** Start The input **

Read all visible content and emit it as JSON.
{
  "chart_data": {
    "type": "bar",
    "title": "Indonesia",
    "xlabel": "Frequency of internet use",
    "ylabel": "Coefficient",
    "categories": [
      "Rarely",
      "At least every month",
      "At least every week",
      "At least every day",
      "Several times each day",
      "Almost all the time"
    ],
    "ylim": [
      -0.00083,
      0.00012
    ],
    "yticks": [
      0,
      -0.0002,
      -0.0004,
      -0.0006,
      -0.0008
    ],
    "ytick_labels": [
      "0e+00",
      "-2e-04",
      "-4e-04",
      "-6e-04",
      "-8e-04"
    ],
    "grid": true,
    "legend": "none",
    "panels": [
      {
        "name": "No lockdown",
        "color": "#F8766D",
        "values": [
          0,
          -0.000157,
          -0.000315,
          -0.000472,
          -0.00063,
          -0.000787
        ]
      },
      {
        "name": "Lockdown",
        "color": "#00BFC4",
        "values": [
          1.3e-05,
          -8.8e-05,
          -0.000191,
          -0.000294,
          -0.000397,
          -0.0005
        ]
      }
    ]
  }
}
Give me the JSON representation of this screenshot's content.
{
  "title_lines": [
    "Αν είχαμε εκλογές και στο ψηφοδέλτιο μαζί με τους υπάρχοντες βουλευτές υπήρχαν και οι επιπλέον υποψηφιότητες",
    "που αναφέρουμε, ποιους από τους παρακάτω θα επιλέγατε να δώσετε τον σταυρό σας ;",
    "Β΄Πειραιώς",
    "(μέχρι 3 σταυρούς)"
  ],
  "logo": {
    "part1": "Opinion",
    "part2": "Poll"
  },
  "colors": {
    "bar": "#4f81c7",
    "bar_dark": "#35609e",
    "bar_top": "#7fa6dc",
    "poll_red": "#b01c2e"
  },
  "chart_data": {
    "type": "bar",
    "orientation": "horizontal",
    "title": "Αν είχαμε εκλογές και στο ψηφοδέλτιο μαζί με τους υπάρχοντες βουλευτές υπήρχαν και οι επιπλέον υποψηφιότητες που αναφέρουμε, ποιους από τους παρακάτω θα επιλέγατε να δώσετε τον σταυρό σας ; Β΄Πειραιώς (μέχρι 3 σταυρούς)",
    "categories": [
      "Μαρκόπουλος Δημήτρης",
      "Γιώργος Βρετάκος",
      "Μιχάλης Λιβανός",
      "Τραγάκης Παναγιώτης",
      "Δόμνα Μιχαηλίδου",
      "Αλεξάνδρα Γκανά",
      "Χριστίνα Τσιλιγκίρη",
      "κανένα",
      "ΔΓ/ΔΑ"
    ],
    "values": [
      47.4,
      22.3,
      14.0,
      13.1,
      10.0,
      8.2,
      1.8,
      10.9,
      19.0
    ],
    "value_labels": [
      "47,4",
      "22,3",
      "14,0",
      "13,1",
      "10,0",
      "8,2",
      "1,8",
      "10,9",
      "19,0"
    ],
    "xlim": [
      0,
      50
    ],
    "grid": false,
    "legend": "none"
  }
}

** End The input **

→ **Set task**
Select every line in the material above where the string "content" occurs, and copy it.

→ **Task output**
Read all visible content and emit it as JSON.
Give me the JSON representation of this screenshot's content.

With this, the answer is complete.